▶ _Exercise_
Keep only the lines of the data below that contain "where", and copy them.
+++ Input records
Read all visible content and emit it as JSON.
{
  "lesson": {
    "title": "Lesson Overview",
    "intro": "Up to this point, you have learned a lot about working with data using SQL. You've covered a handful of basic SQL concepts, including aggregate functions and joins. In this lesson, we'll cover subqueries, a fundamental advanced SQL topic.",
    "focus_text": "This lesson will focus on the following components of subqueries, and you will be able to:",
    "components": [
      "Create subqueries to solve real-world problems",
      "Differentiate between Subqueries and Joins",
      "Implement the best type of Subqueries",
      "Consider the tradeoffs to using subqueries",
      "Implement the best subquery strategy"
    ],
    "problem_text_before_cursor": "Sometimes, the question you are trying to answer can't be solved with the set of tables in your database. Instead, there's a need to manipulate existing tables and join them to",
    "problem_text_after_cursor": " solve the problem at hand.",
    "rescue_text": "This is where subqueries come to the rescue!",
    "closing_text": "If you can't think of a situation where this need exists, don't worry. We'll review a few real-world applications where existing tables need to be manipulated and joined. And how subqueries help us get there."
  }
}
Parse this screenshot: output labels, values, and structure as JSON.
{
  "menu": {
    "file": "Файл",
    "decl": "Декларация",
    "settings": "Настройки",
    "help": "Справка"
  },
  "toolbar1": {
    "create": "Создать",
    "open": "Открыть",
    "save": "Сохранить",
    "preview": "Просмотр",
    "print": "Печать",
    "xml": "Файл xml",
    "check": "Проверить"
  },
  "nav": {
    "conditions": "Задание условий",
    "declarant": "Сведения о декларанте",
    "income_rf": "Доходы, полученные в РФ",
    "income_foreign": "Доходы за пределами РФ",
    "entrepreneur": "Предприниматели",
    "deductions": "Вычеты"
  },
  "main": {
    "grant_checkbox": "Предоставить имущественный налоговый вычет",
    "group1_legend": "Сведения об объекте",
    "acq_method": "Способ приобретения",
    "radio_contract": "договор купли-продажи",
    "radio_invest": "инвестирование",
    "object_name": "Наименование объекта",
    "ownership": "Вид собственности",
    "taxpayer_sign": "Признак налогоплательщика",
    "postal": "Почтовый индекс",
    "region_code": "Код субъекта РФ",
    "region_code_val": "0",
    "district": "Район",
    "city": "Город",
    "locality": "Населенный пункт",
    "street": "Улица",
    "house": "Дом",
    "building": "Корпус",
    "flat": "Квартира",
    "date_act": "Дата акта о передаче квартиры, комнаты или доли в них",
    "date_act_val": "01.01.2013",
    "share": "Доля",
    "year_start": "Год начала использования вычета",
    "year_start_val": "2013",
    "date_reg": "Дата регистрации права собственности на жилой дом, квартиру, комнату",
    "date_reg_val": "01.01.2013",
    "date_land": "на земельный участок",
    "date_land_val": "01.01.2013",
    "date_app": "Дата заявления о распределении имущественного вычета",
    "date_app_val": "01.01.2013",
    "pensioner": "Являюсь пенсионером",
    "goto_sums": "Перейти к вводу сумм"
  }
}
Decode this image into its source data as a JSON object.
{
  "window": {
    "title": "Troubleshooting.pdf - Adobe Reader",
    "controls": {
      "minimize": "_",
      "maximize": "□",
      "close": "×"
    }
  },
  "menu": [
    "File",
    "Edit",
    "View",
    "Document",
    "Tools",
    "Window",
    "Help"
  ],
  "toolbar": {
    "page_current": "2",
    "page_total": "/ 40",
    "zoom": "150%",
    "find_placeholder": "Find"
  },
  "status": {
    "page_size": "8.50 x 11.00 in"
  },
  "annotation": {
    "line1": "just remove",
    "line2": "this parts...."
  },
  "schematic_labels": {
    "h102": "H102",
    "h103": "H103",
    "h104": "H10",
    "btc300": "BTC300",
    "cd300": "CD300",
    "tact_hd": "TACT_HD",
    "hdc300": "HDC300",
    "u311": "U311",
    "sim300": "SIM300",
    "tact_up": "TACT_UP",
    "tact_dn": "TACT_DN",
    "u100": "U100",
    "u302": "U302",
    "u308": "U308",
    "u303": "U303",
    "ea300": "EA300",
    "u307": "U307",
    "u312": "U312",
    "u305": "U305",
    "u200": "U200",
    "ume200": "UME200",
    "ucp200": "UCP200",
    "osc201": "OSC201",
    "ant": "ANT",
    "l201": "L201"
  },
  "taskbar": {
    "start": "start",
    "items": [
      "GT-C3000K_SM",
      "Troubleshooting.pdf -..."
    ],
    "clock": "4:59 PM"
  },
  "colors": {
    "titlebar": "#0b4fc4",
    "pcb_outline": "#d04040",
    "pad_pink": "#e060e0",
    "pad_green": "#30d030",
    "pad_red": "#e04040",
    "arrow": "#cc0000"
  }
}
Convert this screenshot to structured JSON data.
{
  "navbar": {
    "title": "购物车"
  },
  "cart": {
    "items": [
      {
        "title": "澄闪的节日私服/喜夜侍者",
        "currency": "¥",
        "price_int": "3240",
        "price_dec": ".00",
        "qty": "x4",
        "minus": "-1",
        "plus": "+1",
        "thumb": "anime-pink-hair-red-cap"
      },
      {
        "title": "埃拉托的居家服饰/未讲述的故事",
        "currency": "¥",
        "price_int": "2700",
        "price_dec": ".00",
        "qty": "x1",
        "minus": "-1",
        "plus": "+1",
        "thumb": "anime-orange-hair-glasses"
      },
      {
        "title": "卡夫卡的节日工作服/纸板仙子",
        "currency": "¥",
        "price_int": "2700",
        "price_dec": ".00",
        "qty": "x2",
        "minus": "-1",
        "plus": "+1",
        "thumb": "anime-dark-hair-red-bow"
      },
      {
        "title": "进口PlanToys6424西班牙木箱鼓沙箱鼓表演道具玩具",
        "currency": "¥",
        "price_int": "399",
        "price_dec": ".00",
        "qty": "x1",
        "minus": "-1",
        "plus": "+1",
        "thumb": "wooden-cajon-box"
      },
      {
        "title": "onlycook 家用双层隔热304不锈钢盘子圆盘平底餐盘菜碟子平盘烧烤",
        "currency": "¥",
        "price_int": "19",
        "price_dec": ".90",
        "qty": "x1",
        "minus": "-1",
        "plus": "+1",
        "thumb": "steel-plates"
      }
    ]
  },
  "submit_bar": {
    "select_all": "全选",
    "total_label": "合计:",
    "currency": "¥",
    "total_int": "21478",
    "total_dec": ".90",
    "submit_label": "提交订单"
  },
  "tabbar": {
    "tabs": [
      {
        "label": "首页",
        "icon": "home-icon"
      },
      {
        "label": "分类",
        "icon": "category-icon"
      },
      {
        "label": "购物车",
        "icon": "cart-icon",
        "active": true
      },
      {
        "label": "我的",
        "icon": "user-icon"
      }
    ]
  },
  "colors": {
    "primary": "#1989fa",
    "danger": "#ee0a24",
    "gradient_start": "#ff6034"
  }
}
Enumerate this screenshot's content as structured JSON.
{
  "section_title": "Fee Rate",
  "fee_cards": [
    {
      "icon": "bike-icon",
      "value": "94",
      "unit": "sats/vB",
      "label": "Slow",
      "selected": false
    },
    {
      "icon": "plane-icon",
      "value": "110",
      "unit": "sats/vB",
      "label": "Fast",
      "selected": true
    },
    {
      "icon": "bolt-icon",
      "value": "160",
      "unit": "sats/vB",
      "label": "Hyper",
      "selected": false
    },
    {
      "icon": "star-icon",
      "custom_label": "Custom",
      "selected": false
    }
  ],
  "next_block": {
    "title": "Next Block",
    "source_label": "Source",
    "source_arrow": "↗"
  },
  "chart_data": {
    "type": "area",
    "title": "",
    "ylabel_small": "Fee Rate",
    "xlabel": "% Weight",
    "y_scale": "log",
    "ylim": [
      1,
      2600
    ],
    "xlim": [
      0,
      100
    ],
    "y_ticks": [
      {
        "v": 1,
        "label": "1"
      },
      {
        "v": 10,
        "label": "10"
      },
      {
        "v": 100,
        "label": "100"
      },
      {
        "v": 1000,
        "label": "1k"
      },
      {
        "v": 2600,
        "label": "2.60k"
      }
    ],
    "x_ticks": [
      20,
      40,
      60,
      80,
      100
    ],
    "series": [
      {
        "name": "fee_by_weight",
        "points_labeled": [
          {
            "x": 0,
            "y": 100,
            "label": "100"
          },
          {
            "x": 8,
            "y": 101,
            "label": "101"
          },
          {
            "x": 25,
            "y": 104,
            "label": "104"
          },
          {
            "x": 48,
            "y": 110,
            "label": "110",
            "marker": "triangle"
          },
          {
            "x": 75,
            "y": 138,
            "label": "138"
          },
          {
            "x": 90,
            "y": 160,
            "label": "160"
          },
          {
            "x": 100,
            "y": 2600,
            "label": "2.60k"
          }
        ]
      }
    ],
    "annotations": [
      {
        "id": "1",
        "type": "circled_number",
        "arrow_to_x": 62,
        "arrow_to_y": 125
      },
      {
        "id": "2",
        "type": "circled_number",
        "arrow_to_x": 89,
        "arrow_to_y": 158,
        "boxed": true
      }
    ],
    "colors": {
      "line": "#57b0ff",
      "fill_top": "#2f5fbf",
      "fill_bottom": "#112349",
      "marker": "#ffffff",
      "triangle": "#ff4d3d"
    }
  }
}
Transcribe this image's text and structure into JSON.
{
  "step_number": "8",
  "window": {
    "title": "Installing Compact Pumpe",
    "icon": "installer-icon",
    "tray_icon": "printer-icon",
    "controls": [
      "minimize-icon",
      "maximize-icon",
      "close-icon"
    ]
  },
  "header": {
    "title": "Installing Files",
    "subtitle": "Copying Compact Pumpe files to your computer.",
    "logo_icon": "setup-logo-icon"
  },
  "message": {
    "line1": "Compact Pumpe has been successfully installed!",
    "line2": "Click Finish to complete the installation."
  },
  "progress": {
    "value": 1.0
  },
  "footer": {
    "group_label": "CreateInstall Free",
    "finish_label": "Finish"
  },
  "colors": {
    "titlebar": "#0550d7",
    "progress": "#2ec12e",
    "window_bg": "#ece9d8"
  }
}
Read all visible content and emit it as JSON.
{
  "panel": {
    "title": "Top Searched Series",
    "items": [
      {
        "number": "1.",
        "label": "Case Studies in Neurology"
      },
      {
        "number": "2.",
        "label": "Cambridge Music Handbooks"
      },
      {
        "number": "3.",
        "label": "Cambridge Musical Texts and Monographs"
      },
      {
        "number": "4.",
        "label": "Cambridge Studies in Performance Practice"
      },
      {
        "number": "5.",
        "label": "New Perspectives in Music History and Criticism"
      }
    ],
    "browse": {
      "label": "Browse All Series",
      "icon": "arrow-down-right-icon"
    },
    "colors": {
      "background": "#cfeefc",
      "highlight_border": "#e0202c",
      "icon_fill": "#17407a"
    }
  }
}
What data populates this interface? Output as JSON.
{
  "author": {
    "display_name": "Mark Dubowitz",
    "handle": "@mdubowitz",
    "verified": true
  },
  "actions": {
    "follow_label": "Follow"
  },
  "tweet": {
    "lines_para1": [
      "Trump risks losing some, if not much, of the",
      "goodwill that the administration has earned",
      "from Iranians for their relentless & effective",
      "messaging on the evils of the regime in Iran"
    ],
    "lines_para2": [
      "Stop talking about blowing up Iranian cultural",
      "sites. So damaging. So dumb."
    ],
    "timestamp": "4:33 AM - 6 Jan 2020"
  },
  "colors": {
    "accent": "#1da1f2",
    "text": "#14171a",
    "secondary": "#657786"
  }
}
++++++
▶ _Written solution_
    "rescue_text": "This is where subqueries come to the rescue!",
    "closing_text": "If you can't think of a situation where this need exists, don't worry. We'll review a few real-world applications where existing tables need to be manipulated and joined. And how subqueries help us get there."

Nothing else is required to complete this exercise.